### WHAT IS NEEDED
Where the string "right" occurs in the material below, report the whole line.

___ INPUT MATERIAL ___

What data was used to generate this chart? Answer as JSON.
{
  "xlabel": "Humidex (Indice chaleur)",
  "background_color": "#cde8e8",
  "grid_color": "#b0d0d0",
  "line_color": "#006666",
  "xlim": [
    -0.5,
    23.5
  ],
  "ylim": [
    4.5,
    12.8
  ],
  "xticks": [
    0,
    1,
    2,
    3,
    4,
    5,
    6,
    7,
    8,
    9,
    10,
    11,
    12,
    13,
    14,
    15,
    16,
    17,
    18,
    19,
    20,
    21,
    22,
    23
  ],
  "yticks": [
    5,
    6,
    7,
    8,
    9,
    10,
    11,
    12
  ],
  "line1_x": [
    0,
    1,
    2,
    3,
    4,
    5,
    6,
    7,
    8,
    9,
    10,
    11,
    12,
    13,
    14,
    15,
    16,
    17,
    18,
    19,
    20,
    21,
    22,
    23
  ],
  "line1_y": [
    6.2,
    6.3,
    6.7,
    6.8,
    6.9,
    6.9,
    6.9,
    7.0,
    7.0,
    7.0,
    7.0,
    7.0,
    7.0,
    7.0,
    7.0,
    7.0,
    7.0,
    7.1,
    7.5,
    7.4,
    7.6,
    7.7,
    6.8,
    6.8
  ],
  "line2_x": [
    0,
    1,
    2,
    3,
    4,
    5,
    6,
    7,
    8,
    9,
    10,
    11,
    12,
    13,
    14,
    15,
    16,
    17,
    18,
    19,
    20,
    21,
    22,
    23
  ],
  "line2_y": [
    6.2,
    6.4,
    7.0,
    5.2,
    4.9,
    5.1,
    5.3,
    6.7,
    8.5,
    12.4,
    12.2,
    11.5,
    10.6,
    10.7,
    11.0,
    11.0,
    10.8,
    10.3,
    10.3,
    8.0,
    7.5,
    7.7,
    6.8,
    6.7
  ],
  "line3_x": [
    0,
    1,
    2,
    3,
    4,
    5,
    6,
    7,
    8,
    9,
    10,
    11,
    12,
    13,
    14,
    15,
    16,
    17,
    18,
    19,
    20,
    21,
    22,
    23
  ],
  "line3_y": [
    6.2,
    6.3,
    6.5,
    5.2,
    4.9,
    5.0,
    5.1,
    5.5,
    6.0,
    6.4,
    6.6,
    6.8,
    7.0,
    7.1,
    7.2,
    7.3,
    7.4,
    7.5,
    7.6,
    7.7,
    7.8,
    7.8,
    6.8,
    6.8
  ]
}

___
___ INPUT MATERIAL ___

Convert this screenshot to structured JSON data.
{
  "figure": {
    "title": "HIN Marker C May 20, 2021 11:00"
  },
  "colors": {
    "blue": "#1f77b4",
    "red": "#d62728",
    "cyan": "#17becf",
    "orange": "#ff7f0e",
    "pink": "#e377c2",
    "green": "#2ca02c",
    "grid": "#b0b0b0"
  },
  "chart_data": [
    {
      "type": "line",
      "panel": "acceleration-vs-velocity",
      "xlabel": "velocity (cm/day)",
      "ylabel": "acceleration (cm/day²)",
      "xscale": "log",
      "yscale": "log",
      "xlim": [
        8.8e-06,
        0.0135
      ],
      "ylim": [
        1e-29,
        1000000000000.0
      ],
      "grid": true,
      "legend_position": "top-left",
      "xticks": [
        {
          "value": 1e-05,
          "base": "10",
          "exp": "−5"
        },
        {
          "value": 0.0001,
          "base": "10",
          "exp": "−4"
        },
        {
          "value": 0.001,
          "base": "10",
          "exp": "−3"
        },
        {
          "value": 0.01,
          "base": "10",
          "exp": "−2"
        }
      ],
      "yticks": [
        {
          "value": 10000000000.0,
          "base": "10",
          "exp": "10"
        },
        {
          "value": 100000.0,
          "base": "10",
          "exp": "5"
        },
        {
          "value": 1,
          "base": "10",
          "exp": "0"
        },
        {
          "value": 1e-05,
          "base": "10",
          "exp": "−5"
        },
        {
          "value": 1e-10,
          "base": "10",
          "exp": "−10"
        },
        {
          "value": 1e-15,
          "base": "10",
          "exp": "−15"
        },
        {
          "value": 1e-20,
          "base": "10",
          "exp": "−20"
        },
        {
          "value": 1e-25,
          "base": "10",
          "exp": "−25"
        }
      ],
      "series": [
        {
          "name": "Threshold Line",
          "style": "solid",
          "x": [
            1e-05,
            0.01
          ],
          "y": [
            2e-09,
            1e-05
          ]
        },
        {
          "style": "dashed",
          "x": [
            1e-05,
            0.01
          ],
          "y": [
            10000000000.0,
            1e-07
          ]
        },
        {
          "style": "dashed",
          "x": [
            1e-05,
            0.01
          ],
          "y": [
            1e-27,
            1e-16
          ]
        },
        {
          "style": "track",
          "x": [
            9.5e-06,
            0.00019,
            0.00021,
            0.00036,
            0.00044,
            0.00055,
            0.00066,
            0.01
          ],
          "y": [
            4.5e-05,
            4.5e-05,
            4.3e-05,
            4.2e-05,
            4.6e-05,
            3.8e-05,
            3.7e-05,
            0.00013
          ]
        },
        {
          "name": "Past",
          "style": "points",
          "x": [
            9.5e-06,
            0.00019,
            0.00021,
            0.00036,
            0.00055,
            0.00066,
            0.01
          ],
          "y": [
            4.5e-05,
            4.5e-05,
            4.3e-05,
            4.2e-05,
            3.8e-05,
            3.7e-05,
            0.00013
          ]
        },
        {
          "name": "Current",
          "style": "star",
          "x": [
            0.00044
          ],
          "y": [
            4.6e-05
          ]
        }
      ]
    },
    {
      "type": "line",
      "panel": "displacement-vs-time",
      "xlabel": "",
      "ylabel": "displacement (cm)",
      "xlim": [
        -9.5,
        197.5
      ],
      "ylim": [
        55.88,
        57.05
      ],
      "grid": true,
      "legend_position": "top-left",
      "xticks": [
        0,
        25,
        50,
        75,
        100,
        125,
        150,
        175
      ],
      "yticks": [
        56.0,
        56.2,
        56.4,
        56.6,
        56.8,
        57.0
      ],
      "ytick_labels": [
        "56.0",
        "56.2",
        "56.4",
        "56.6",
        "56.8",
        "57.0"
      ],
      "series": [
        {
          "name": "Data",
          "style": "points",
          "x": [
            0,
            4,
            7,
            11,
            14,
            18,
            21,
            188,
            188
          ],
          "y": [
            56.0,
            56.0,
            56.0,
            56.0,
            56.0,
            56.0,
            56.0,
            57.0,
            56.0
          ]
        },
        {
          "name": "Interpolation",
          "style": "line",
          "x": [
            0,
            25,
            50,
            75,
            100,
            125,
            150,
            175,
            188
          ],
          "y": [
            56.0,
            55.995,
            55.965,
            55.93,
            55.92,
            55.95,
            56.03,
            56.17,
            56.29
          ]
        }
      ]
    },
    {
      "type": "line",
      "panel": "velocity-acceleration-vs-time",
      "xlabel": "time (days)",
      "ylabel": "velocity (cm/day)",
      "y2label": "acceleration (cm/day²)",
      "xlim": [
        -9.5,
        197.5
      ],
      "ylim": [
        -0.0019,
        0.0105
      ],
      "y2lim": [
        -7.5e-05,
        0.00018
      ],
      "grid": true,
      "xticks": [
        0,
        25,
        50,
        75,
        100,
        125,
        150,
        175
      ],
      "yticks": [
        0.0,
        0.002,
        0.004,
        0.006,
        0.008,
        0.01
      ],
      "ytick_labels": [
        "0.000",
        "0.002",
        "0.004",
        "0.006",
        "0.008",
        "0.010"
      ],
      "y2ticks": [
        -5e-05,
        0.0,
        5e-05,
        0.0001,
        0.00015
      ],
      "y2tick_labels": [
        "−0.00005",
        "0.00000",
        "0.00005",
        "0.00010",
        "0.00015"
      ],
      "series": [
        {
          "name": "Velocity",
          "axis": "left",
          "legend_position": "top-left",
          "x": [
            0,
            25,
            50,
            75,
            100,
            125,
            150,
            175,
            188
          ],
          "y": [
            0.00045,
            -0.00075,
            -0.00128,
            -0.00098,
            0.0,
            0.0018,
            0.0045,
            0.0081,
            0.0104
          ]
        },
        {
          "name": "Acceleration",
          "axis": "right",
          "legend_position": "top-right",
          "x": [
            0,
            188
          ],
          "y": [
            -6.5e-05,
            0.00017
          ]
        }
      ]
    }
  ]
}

___

### EXERCISE ANSWER
          "axis": "right",
          "legend_position": "top-right",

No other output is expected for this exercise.